#### [REQUIRED WORK]
Write out the passage about Fang again, starting with "The work didn’t" and going on through "the down payment.". Switch "mom" to "mother".

#### [READING PASSAGE]
- - - -
The work didn’t come naturally—“You’re pushed to treat people like products,” he says—but it was a job he could do without a college degree. His mom, who was splitting her time between Beijing and San Francisco, started buying houses as an investment. She tried to help Fang get business by having him process one of her loans. She also urged him to borrow for a place of his own. Fang was 22 and earned only $40,000 after bonuses, but it was 2004. He got an adjustable-rate mortgage for a cookie-cutter $638,000 house in a working-class neighborhood. His parents pitched in on the down payment.
Four years later, scraping along at the bottom of employee performance targets, he quit the bank before he got fired. Now 26, he returned to City College, this time with zeal. He dove into philosophy, sashayed on the waltz team, and won election to the highest student office, student trustee, hoping to juice a transfer application to his dream schools, Stanford and Berkeley. Fang was on his way up, haranguing the community college board to step up their leadership, lobbying the California legislature in the Mao suit made for his high school prom, presiding over graduation on the same stage as Nancy Pelosi. The guy who gets things done.
- - - -
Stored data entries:

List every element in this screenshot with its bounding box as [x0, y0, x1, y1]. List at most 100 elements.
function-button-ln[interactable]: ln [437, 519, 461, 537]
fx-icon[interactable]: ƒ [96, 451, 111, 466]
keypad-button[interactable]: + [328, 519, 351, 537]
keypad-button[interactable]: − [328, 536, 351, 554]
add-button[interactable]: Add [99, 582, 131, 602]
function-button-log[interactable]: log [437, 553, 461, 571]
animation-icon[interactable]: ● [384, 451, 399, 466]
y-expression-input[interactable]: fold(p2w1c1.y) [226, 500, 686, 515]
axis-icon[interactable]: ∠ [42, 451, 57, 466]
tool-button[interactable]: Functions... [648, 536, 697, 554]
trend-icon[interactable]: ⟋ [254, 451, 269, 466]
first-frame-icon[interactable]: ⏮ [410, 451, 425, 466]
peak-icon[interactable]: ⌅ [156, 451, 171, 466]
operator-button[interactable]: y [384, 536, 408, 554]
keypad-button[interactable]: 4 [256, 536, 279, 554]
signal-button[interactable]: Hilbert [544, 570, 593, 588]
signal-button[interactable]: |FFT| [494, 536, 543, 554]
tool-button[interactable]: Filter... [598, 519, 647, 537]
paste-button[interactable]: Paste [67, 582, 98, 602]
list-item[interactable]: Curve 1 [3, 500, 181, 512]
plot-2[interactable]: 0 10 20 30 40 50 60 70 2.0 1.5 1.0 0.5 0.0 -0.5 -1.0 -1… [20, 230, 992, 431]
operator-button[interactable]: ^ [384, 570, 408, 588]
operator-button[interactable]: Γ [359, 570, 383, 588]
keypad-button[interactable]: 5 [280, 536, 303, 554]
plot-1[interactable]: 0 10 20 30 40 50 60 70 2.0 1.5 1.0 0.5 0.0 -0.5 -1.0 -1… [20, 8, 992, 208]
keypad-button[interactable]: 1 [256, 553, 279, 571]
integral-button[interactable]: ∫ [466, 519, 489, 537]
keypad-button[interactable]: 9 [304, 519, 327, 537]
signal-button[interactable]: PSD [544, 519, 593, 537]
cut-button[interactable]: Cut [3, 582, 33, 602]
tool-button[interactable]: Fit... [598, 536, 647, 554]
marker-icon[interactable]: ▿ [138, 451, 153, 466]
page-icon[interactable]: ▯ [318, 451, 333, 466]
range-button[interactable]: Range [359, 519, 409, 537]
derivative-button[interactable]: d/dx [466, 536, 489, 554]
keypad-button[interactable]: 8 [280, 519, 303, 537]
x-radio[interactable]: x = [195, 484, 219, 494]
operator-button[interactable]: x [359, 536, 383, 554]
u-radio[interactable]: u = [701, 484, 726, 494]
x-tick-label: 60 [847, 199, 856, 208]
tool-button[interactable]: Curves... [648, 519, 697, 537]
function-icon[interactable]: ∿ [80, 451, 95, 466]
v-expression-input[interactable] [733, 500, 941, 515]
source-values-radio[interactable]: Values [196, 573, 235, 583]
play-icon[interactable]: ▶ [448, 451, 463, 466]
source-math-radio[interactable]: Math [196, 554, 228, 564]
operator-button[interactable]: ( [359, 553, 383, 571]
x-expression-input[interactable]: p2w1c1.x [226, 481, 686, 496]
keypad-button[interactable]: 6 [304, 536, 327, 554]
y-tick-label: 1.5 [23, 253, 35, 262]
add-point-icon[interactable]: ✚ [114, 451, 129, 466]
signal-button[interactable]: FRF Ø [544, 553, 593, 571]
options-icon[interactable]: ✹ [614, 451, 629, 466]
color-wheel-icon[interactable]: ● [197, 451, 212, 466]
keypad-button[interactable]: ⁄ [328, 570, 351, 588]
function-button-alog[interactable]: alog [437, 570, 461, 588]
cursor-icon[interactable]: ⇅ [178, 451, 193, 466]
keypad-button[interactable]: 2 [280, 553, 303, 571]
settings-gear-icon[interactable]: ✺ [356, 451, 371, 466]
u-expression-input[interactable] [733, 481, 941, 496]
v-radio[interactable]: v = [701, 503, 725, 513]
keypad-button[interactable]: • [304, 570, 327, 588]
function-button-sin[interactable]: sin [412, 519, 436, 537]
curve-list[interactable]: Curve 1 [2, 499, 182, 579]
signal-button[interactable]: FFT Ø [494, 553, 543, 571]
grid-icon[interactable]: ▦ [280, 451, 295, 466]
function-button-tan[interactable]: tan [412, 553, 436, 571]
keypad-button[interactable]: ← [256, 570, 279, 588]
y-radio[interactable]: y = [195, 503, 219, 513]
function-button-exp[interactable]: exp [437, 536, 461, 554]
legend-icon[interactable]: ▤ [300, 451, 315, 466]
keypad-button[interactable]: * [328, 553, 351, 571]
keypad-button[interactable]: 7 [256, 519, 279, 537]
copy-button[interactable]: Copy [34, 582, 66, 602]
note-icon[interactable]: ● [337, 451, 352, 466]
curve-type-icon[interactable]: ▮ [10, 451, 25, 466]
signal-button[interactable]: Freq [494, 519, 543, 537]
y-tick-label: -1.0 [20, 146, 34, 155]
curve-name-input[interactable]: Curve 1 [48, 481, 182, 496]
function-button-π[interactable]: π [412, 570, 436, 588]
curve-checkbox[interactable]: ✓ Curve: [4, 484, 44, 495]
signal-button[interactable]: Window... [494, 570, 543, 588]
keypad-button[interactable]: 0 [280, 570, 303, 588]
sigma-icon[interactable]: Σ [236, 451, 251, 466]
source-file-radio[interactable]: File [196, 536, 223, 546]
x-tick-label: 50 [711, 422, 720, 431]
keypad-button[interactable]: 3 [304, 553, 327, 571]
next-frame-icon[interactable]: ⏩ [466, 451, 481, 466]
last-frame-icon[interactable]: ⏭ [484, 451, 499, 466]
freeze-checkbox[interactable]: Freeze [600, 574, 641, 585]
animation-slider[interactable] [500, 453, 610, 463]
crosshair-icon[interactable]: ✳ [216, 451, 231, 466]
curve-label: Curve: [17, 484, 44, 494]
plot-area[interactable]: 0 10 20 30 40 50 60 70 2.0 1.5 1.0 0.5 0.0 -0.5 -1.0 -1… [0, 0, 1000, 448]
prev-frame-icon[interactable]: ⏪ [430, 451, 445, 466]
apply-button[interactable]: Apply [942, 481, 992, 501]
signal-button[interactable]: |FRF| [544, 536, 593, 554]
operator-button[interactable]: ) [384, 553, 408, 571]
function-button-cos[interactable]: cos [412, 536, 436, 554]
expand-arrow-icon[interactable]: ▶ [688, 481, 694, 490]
- - - -
#### [RESULT FOR THIS EXERCISE]
The work didn’t come naturally—“You’re pushed to treat people like products,” he says—but it was a job he could do without a college degree. His mother, who was splitting her time between Beijing and San Francisco, started buying houses as an investment. She tried to help Fang get business by having him process one of her loans. She also urged him to borrow for a place of his own. Fang was 22 and earned only $40,000 after bonuses, but it was 2004. He got an adjustable-rate mortgage for a cookie-cutter $638,000 house in a working-class neighborhood. His parents pitched in on the down payment.